**El problema:** En el texto sobre el encarcelamiento de Prat de la Riba y Sabino Arana, ¿en qué cárcel contrajo Arana la enfermedad de Addison?

**Texto del ejercicio:**

- - -

Tampoco parece que Enric Prat de la Riba fuera un temible activista de la subversión. Pero sus tesis políticas eran percibidas por el poder español como una amenaza y en abril de 1902 la autoridad militar lo envió a la cárcel por haber publicado en ‘La Veu de Catalunya’ (La Voz de Cataluña) un texto (la reproducción de un artículo de el ‘Indépendant de Perpinyà) que “incitaba al separatismo”. Dadas las condiciones higiénico-sanitarias de las cárceles de la época, Prat contrajo la enfermedad de Basedow, que arrastraría siempre más y que le costaría la vida en el verano de 1917, a los cuarenta y seis años. Curiosamente -o no-, en mayo de 1902 el fundador del nacionalismo vasco, Sabino Arana, también fue encarcelado por un “delito consumado de rebelión” -¿les suena?- del cual acabaría absuelto y, en la cárcel de Larrinaga, contrajo la enfermedad de Addison, que le provocaría la muerte un año después de recuperar la libertad, en noviembre de 1903, a la edad de treinta y ocho años.

- - -

**Registros extraídos de una colección:**

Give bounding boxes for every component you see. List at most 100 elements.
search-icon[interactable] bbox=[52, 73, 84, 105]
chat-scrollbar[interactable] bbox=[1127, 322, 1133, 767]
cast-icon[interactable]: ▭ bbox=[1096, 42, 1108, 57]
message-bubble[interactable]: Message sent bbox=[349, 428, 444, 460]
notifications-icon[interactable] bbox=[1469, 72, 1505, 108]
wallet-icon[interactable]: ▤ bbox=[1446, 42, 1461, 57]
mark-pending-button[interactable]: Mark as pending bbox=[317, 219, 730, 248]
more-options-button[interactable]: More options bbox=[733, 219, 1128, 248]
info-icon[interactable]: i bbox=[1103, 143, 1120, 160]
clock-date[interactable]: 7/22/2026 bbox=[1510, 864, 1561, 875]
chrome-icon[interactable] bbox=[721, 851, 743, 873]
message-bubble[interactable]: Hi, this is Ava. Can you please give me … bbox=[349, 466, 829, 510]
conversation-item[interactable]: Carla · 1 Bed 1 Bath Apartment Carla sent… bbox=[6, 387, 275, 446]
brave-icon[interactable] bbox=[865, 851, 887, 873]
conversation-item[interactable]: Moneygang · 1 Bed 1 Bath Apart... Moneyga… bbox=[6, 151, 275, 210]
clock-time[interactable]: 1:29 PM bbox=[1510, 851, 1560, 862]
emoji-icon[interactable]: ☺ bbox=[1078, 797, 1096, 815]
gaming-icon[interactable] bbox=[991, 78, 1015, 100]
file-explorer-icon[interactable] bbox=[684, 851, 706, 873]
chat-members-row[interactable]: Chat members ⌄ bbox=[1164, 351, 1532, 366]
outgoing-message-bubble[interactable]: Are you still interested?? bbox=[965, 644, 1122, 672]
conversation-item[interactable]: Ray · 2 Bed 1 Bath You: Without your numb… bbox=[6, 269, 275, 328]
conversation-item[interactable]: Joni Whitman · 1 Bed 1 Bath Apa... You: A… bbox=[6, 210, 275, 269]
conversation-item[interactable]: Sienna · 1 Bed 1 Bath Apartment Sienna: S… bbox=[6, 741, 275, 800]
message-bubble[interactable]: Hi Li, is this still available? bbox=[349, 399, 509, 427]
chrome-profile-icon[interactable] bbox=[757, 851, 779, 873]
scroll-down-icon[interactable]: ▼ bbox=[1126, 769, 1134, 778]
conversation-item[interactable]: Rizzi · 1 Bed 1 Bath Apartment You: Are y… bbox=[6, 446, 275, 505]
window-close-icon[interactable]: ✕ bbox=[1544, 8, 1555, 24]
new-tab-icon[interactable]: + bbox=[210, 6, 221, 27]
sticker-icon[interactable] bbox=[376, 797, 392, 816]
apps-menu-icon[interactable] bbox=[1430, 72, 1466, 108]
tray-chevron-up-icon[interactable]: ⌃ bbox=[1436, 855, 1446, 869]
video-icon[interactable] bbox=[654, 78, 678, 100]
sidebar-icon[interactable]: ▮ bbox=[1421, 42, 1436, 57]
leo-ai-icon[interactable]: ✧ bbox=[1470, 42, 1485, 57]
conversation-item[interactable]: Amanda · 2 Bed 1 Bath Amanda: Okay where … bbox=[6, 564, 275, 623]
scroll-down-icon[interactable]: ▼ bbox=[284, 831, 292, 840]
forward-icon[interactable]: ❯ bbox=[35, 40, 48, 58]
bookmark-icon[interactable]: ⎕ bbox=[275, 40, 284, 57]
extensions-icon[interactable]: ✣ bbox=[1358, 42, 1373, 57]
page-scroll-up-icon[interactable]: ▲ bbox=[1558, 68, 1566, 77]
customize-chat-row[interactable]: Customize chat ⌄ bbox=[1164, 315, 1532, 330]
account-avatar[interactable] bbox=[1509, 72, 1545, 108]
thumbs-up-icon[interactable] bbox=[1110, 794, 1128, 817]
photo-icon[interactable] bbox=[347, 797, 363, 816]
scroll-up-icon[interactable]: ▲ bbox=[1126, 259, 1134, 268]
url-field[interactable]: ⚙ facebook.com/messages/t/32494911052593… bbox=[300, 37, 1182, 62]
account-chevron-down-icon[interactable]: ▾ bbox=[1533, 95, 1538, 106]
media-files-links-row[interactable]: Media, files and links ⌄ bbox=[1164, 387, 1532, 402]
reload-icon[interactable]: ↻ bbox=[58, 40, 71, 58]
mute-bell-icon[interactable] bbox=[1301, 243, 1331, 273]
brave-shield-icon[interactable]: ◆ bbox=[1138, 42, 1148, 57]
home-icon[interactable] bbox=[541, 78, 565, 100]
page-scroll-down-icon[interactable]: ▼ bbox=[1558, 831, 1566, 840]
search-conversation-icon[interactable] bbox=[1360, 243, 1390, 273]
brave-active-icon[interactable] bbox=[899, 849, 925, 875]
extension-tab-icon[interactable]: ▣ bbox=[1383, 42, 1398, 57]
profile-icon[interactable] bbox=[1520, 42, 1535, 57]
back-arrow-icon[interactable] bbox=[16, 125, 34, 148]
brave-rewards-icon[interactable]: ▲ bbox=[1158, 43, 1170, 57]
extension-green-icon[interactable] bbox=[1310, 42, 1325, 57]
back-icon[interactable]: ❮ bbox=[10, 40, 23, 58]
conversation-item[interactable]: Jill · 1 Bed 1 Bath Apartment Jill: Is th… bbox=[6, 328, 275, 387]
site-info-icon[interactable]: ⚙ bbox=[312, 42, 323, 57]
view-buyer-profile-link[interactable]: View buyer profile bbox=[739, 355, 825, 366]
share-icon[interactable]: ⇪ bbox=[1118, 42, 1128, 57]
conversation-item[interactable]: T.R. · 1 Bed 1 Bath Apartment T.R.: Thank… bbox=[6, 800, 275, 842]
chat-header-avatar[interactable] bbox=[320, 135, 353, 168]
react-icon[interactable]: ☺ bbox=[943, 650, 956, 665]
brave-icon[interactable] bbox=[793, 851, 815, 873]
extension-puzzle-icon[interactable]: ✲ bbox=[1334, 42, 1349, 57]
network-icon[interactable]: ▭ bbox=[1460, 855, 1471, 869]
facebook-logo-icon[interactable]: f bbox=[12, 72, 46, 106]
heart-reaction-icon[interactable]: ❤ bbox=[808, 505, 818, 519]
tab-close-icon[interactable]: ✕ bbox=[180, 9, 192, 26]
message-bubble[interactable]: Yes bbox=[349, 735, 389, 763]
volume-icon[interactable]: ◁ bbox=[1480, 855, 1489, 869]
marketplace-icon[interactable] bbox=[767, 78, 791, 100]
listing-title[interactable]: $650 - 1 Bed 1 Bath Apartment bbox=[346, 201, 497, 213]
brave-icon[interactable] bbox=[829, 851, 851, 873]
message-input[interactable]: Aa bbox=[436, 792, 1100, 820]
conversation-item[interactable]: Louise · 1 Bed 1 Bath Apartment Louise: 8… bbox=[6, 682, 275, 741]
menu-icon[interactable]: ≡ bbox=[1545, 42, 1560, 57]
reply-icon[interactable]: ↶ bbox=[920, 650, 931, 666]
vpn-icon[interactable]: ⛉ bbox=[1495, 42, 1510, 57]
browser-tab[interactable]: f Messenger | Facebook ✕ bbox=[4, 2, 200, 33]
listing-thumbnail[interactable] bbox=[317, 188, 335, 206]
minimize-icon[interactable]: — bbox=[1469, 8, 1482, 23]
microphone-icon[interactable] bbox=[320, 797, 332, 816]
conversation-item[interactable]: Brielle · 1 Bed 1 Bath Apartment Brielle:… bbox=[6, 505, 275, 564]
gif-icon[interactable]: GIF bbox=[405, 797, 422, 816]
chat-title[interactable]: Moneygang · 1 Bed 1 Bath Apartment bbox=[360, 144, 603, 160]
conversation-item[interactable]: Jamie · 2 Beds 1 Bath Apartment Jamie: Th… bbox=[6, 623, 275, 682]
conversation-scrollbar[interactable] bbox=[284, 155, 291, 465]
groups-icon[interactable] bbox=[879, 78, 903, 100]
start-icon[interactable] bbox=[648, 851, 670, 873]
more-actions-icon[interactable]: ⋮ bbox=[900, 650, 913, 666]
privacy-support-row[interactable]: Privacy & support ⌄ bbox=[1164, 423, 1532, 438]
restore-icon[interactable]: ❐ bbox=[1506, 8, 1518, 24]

- - -

**Resultado a continuación:** En la cárcel de Larrinaga.